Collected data
▬▬▬
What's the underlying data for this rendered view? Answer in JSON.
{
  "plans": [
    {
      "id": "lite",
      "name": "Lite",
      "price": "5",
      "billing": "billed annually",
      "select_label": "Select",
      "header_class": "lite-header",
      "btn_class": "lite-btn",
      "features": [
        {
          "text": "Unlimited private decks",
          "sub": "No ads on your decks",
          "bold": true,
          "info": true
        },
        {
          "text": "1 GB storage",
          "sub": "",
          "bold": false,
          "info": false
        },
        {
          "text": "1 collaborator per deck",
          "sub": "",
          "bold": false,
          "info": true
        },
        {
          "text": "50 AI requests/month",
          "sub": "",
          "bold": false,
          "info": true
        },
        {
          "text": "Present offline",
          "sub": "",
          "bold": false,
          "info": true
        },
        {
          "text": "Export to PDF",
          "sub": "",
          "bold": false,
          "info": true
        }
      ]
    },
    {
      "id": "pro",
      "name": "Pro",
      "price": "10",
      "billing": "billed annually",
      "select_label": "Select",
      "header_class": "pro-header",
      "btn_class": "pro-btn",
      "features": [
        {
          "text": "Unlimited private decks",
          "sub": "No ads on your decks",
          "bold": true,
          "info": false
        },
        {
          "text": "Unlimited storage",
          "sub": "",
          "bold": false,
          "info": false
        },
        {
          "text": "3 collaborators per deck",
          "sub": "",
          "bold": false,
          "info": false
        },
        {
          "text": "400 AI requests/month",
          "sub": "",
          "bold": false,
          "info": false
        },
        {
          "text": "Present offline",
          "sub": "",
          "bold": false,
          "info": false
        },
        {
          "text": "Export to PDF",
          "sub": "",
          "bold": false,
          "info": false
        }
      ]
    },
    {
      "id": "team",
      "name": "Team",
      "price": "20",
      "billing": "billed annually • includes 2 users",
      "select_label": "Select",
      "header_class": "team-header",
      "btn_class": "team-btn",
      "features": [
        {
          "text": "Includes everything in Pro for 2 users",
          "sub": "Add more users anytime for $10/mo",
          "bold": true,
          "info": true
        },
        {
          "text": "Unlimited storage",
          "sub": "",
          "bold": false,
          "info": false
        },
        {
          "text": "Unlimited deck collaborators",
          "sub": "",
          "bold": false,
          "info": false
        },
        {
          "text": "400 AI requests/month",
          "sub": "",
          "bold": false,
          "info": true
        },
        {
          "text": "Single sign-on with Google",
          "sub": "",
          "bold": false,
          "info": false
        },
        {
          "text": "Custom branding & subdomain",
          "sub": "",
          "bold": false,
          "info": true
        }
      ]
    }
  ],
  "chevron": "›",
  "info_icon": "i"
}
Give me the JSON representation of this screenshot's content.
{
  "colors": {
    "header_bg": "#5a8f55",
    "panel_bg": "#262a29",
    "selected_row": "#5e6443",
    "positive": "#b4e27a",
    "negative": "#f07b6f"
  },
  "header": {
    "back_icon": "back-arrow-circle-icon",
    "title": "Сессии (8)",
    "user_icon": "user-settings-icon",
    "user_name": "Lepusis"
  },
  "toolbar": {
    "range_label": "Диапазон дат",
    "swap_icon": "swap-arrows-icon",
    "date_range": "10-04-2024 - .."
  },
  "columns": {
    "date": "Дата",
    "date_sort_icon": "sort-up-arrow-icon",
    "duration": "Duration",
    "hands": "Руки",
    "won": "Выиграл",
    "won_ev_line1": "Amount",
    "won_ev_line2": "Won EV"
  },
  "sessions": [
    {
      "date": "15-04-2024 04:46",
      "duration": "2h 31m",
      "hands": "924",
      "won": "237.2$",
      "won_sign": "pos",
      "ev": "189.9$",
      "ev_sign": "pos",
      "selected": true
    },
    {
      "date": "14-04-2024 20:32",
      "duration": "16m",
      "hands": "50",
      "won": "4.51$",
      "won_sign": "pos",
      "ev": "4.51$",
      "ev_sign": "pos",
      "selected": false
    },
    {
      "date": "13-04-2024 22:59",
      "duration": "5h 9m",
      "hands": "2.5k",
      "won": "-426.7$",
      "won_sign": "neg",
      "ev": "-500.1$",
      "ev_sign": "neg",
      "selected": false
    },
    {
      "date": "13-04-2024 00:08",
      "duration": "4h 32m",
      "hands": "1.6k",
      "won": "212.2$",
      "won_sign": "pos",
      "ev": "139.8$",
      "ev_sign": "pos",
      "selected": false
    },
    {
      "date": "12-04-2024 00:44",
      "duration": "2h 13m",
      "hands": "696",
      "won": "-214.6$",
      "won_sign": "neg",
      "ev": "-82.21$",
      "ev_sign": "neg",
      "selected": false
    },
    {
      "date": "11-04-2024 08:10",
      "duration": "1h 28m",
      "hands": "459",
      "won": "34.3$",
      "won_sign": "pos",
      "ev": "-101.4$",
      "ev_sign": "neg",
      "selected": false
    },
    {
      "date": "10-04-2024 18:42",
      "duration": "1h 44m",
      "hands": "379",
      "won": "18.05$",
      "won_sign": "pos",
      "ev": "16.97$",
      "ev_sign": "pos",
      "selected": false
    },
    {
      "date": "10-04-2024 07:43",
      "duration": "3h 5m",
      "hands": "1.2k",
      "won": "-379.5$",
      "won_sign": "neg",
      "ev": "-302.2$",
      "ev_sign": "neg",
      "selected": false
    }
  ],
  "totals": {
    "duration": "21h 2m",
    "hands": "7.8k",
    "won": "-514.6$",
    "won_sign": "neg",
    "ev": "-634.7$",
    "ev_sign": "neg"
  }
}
▬▬▬
**THE TASK:** Repeat every entry word for word.

**CORRECT RESPONSE:**
What's the underlying data for this rendered view? Answer in JSON.
{
  "plans": [
    {
      "id": "lite",
      "name": "Lite",
      "price": "5",
      "billing": "billed annually",
      "select_label": "Select",
      "header_class": "lite-header",
      "btn_class": "lite-btn",
      "features": [
        {
          "text": "Unlimited private decks",
          "sub": "No ads on your decks",
          "bold": true,
          "info": true
        },
        {
          "text": "1 GB storage",
          "sub": "",
          "bold": false,
          "info": false
        },
        {
          "text": "1 collaborator per deck",
          "sub": "",
          "bold": false,
          "info": true
        },
        {
          "text": "50 AI requests/month",
          "sub": "",
          "bold": false,
          "info": true
        },
        {
          "text": "Present offline",
          "sub": "",
          "bold": false,
          "info": true
        },
        {
          "text": "Export to PDF",
          "sub": "",
          "bold": false,
          "info": true
        }
      ]
    },
    {
      "id": "pro",
      "name": "Pro",
      "price": "10",
      "billing": "billed annually",
      "select_label": "Select",
      "header_class": "pro-header",
      "btn_class": "pro-btn",
      "features": [
        {
          "text": "Unlimited private decks",
          "sub": "No ads on your decks",
          "bold": true,
          "info": false
        },
        {
          "text": "Unlimited storage",
          "sub": "",
          "bold": false,
          "info": false
        },
        {
          "text": "3 collaborators per deck",
          "sub": "",
          "bold": false,
          "info": false
        },
        {
          "text": "400 AI requests/month",
          "sub": "",
          "bold": false,
          "info": false
        },
        {
          "text": "Present offline",
          "sub": "",
          "bold": false,
          "info": false
        },
        {
          "text": "Export to PDF",
          "sub": "",
          "bold": false,
          "info": false
        }
      ]
    },
    {
      "id": "team",
      "name": "Team",
      "price": "20",
      "billing": "billed annually • includes 2 users",
      "select_label": "Select",
      "header_class": "team-header",
      "btn_class": "team-btn",
      "features": [
        {
          "text": "Includes everything in Pro for 2 users",
          "sub": "Add more users anytime for $10/mo",
          "bold": true,
          "info": true
        },
        {
          "text": "Unlimited storage",
          "sub": "",
          "bold": false,
          "info": false
        },
        {
          "text": "Unlimited deck collaborators",
          "sub": "",
          "bold": false,
          "info": false
        },
        {
          "text": "400 AI requests/month",
          "sub": "",
          "bold": false,
          "info": true
        },
        {
          "text": "Single sign-on with Google",
          "sub": "",
          "bold": false,
          "info": false
        },
        {
          "text": "Custom branding & subdomain",
          "sub": "",
          "bold": false,
          "info": true
        }
      ]
    }
  ],
  "chevron": "›",
  "info_icon": "i"
}
Give me the JSON representation of this screenshot's content.
{
  "colors": {
    "header_bg": "#5a8f55",
    "panel_bg": "#262a29",
    "selected_row": "#5e6443",
    "positive": "#b4e27a",
    "negative": "#f07b6f"
  },
  "header": {
    "back_icon": "back-arrow-circle-icon",
    "title": "Сессии (8)",
    "user_icon": "user-settings-icon",
    "user_name": "Lepusis"
  },
  "toolbar": {
    "range_label": "Диапазон дат",
    "swap_icon": "swap-arrows-icon",
    "date_range": "10-04-2024 - .."
  },
  "columns": {
    "date": "Дата",
    "date_sort_icon": "sort-up-arrow-icon",
    "duration": "Duration",
    "hands": "Руки",
    "won": "Выиграл",
    "won_ev_line1": "Amount",
    "won_ev_line2": "Won EV"
  },
  "sessions": [
    {
      "date": "15-04-2024 04:46",
      "duration": "2h 31m",
      "hands": "924",
      "won": "237.2$",
      "won_sign": "pos",
      "ev": "189.9$",
      "ev_sign": "pos",
      "selected": true
    },
    {
      "date": "14-04-2024 20:32",
      "duration": "16m",
      "hands": "50",
      "won": "4.51$",
      "won_sign": "pos",
      "ev": "4.51$",
      "ev_sign": "pos",
      "selected": false
    },
    {
      "date": "13-04-2024 22:59",
      "duration": "5h 9m",
      "hands": "2.5k",
      "won": "-426.7$",
      "won_sign": "neg",
      "ev": "-500.1$",
      "ev_sign": "neg",
      "selected": false
    },
    {
      "date": "13-04-2024 00:08",
      "duration": "4h 32m",
      "hands": "1.6k",
      "won": "212.2$",
      "won_sign": "pos",
      "ev": "139.8$",
      "ev_sign": "pos",
      "selected": false
    },
    {
      "date": "12-04-2024 00:44",
      "duration": "2h 13m",
      "hands": "696",
      "won": "-214.6$",
      "won_sign": "neg",
      "ev": "-82.21$",
      "ev_sign": "neg",
      "selected": false
    },
    {
      "date": "11-04-2024 08:10",
      "duration": "1h 28m",
      "hands": "459",
      "won": "34.3$",
      "won_sign": "pos",
      "ev": "-101.4$",
      "ev_sign": "neg",
      "selected": false
    },
    {
      "date": "10-04-2024 18:42",
      "duration": "1h 44m",
      "hands": "379",
      "won": "18.05$",
      "won_sign": "pos",
      "ev": "16.97$",
      "ev_sign": "pos",
      "selected": false
    },
    {
      "date": "10-04-2024 07:43",
      "duration": "3h 5m",
      "hands": "1.2k",
      "won": "-379.5$",
      "won_sign": "neg",
      "ev": "-302.2$",
      "ev_sign": "neg",
      "selected": false
    }
  ],
  "totals": {
    "duration": "21h 2m",
    "hands": "7.8k",
    "won": "-514.6$",
    "won_sign": "neg",
    "ev": "-634.7$",
    "ev_sign": "neg"
  }
}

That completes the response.